**THE EXERCISE**
Print all the records exactly, please.

———

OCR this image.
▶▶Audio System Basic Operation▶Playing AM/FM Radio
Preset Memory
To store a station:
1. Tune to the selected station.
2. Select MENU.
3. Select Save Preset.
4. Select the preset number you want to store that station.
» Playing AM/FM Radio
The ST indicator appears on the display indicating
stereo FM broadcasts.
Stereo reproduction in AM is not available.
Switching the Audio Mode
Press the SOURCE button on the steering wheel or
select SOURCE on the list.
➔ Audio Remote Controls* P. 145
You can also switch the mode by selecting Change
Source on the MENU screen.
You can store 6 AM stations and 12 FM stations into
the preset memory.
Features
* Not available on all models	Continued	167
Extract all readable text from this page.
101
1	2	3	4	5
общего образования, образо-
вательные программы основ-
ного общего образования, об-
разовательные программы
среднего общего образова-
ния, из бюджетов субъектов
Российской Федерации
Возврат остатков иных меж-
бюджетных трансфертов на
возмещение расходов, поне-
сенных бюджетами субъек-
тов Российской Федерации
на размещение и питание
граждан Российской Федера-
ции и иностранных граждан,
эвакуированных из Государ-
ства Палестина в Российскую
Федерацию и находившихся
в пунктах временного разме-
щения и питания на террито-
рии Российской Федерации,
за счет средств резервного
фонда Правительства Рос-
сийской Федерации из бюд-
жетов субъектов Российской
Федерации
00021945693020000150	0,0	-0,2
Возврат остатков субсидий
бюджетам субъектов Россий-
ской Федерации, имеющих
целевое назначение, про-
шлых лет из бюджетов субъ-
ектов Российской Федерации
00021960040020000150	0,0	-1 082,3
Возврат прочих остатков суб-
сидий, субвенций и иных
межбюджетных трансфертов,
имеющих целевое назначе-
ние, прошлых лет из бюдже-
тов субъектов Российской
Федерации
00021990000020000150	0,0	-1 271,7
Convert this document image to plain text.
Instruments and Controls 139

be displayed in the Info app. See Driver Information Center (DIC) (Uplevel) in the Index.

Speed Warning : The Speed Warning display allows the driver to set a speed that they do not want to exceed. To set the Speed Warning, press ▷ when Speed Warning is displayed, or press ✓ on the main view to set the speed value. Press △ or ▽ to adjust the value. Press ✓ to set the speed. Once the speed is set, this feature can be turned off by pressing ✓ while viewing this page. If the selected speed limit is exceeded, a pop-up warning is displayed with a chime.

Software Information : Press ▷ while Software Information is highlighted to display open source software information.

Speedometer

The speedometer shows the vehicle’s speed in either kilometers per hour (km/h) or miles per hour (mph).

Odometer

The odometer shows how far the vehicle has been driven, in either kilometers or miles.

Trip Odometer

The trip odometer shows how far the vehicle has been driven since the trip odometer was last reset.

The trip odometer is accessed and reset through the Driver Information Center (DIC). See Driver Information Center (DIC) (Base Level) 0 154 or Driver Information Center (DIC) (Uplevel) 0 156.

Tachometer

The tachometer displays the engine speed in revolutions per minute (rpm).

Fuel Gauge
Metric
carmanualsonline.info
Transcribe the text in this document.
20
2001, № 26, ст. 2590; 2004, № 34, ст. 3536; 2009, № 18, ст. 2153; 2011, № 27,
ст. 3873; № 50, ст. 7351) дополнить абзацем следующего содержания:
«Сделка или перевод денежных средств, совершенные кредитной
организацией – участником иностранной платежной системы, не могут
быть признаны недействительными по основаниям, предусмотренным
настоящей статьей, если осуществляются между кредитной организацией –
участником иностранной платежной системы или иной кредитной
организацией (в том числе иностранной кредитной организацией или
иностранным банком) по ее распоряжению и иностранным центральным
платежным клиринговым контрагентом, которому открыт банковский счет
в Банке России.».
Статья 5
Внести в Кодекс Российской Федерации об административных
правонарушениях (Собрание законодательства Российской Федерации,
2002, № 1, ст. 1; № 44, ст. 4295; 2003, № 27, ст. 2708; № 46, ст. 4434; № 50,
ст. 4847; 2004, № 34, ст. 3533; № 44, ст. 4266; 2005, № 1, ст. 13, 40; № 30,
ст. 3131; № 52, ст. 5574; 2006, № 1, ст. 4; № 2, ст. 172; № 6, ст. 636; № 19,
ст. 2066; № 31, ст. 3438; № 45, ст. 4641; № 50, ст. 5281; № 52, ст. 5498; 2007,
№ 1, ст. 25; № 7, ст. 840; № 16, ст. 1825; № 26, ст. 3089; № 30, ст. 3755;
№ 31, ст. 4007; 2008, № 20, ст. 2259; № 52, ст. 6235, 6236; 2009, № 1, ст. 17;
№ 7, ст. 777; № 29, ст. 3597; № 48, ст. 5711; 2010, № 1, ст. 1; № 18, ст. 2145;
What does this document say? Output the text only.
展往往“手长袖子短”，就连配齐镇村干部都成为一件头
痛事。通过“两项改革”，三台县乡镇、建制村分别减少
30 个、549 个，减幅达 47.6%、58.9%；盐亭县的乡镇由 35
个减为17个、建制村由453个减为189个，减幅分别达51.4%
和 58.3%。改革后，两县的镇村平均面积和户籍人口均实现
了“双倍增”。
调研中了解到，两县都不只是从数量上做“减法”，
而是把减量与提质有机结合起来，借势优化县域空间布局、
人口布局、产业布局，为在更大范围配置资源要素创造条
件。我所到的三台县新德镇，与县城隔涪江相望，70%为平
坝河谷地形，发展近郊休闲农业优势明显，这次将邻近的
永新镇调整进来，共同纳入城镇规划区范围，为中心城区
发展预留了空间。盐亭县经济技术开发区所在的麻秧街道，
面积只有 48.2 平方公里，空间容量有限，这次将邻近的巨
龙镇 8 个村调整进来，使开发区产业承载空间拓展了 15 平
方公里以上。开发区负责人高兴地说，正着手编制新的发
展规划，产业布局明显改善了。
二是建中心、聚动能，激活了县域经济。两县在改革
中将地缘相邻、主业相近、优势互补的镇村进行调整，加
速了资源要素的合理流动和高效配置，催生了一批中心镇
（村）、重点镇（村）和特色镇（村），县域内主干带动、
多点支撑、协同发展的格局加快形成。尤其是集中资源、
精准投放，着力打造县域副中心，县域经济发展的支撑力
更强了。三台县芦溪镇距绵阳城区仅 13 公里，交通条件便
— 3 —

———

**RIGHT ANSWER**
OCR this image.
▶▶Audio System Basic Operation▶Playing AM/FM Radio
Preset Memory
To store a station:
1. Tune to the selected station.
2. Select MENU.
3. Select Save Preset.
4. Select the preset number you want to store that station.
» Playing AM/FM Radio
The ST indicator appears on the display indicating
stereo FM broadcasts.
Stereo reproduction in AM is not available.
Switching the Audio Mode
Press the SOURCE button on the steering wheel or
select SOURCE on the list.
➔ Audio Remote Controls* P. 145
You can also switch the mode by selecting Change
Source on the MENU screen.
You can store 6 AM stations and 12 FM stations into
the preset memory.
Features
* Not available on all models	Continued	167
Extract all readable text from this page.
101
1	2	3	4	5
общего образования, образо-
вательные программы основ-
ного общего образования, об-
разовательные программы
среднего общего образова-
ния, из бюджетов субъектов
Российской Федерации
Возврат остатков иных меж-
бюджетных трансфертов на
возмещение расходов, поне-
сенных бюджетами субъек-
тов Российской Федерации
на размещение и питание
граждан Российской Федера-
ции и иностранных граждан,
эвакуированных из Государ-
ства Палестина в Российскую
Федерацию и находившихся
в пунктах временного разме-
щения и питания на террито-
рии Российской Федерации,
за счет средств резервного
фонда Правительства Рос-
сийской Федерации из бюд-
жетов субъектов Российской
Федерации
00021945693020000150	0,0	-0,2
Возврат остатков субсидий
бюджетам субъектов Россий-
ской Федерации, имеющих
целевое назначение, про-
шлых лет из бюджетов субъ-
ектов Российской Федерации
00021960040020000150	0,0	-1 082,3
Возврат прочих остатков суб-
сидий, субвенций и иных
межбюджетных трансфертов,
имеющих целевое назначе-
ние, прошлых лет из бюдже-
тов субъектов Российской
Федерации
00021990000020000150	0,0	-1 271,7
Convert this document image to plain text.
Instruments and Controls 139

be displayed in the Info app. See Driver Information Center (DIC) (Uplevel) in the Index.

Speed Warning : The Speed Warning display allows the driver to set a speed that they do not want to exceed. To set the Speed Warning, press ▷ when Speed Warning is displayed, or press ✓ on the main view to set the speed value. Press △ or ▽ to adjust the value. Press ✓ to set the speed. Once the speed is set, this feature can be turned off by pressing ✓ while viewing this page. If the selected speed limit is exceeded, a pop-up warning is displayed with a chime.

Software Information : Press ▷ while Software Information is highlighted to display open source software information.

Speedometer

The speedometer shows the vehicle’s speed in either kilometers per hour (km/h) or miles per hour (mph).

Odometer

The odometer shows how far the vehicle has been driven, in either kilometers or miles.

Trip Odometer

The trip odometer shows how far the vehicle has been driven since the trip odometer was last reset.

The trip odometer is accessed and reset through the Driver Information Center (DIC). See Driver Information Center (DIC) (Base Level) 0 154 or Driver Information Center (DIC) (Uplevel) 0 156.

Tachometer

The tachometer displays the engine speed in revolutions per minute (rpm).

Fuel Gauge
Metric
carmanualsonline.info
Transcribe the text in this document.
20
2001, № 26, ст. 2590; 2004, № 34, ст. 3536; 2009, № 18, ст. 2153; 2011, № 27,
ст. 3873; № 50, ст. 7351) дополнить абзацем следующего содержания:
«Сделка или перевод денежных средств, совершенные кредитной
организацией – участником иностранной платежной системы, не могут
быть признаны недействительными по основаниям, предусмотренным
настоящей статьей, если осуществляются между кредитной организацией –
участником иностранной платежной системы или иной кредитной
организацией (в том числе иностранной кредитной организацией или
иностранным банком) по ее распоряжению и иностранным центральным
платежным клиринговым контрагентом, которому открыт банковский счет
в Банке России.».
Статья 5
Внести в Кодекс Российской Федерации об административных
правонарушениях (Собрание законодательства Российской Федерации,
2002, № 1, ст. 1; № 44, ст. 4295; 2003, № 27, ст. 2708; № 46, ст. 4434; № 50,
ст. 4847; 2004, № 34, ст. 3533; № 44, ст. 4266; 2005, № 1, ст. 13, 40; № 30,
ст. 3131; № 52, ст. 5574; 2006, № 1, ст. 4; № 2, ст. 172; № 6, ст. 636; № 19,
ст. 2066; № 31, ст. 3438; № 45, ст. 4641; № 50, ст. 5281; № 52, ст. 5498; 2007,
№ 1, ст. 25; № 7, ст. 840; № 16, ст. 1825; № 26, ст. 3089; № 30, ст. 3755;
№ 31, ст. 4007; 2008, № 20, ст. 2259; № 52, ст. 6235, 6236; 2009, № 1, ст. 17;
№ 7, ст. 777; № 29, ст. 3597; № 48, ст. 5711; 2010, № 1, ст. 1; № 18, ст. 2145;
What does this document say? Output the text only.
展往往“手长袖子短”，就连配齐镇村干部都成为一件头
痛事。通过“两项改革”，三台县乡镇、建制村分别减少
30 个、549 个，减幅达 47.6%、58.9%；盐亭县的乡镇由 35
个减为17个、建制村由453个减为189个，减幅分别达51.4%
和 58.3%。改革后，两县的镇村平均面积和户籍人口均实现
了“双倍增”。
调研中了解到，两县都不只是从数量上做“减法”，
而是把减量与提质有机结合起来，借势优化县域空间布局、
人口布局、产业布局，为在更大范围配置资源要素创造条
件。我所到的三台县新德镇，与县城隔涪江相望，70%为平
坝河谷地形，发展近郊休闲农业优势明显，这次将邻近的
永新镇调整进来，共同纳入城镇规划区范围，为中心城区
发展预留了空间。盐亭县经济技术开发区所在的麻秧街道，
面积只有 48.2 平方公里，空间容量有限，这次将邻近的巨
龙镇 8 个村调整进来，使开发区产业承载空间拓展了 15 平
方公里以上。开发区负责人高兴地说，正着手编制新的发
展规划，产业布局明显改善了。
二是建中心、聚动能，激活了县域经济。两县在改革
中将地缘相邻、主业相近、优势互补的镇村进行调整，加
速了资源要素的合理流动和高效配置，催生了一批中心镇
（村）、重点镇（村）和特色镇（村），县域内主干带动、
多点支撑、协同发展的格局加快形成。尤其是集中资源、
精准投放，着力打造县域副中心，县域经济发展的支撑力
更强了。三台县芦溪镇距绵阳城区仅 13 公里，交通条件便
— 3 —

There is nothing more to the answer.